# start of The records
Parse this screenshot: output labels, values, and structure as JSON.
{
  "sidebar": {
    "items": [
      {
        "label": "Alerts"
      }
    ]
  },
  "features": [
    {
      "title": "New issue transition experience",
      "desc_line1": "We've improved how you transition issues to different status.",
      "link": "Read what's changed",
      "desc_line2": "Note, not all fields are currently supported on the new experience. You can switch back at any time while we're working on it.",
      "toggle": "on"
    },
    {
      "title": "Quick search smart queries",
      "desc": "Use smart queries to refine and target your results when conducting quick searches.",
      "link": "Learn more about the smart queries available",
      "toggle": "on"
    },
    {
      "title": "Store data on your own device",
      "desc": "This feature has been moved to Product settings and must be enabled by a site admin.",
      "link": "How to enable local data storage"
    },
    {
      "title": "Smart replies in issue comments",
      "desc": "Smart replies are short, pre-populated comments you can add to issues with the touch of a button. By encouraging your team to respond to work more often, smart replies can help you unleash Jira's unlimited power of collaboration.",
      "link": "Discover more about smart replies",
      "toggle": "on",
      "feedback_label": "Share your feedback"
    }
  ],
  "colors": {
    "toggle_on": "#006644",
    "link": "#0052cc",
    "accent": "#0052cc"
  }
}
# end of The records
| Written instruction |
Find each line holding the word "issues" and copy it.

| The reply |
      "desc_line1": "We've improved how you transition issues to different status.",
      "desc": "Smart replies are short, pre-populated comments you can add to issues with the touch of a button. By encouraging your team to respond to work more often, smart replies can help you unleash Jira's unlimited power of collaboration.",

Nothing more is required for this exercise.